• _Given problem_
Return all of the entries exactly as written.

• _Exercise material_
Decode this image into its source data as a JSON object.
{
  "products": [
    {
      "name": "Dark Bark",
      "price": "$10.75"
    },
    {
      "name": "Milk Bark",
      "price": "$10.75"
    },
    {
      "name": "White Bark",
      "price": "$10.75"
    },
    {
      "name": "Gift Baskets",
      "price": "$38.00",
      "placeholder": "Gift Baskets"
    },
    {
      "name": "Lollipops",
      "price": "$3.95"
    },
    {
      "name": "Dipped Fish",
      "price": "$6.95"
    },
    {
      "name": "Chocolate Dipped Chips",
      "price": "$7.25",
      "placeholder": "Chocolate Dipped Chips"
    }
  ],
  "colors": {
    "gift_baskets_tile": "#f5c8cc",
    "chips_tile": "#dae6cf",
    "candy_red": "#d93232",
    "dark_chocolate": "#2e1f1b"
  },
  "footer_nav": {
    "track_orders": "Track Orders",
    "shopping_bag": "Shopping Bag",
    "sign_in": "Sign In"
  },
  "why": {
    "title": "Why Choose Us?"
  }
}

• _Result_
Decode this image into its source data as a JSON object.
{
  "products": [
    {
      "name": "Dark Bark",
      "price": "$10.75"
    },
    {
      "name": "Milk Bark",
      "price": "$10.75"
    },
    {
      "name": "White Bark",
      "price": "$10.75"
    },
    {
      "name": "Gift Baskets",
      "price": "$38.00",
      "placeholder": "Gift Baskets"
    },
    {
      "name": "Lollipops",
      "price": "$3.95"
    },
    {
      "name": "Dipped Fish",
      "price": "$6.95"
    },
    {
      "name": "Chocolate Dipped Chips",
      "price": "$7.25",
      "placeholder": "Chocolate Dipped Chips"
    }
  ],
  "colors": {
    "gift_baskets_tile": "#f5c8cc",
    "chips_tile": "#dae6cf",
    "candy_red": "#d93232",
    "dark_chocolate": "#2e1f1b"
  },
  "footer_nav": {
    "track_orders": "Track Orders",
    "shopping_bag": "Shopping Bag",
    "sign_in": "Sign In"
  },
  "why": {
    "title": "Why Choose Us?"
  }
}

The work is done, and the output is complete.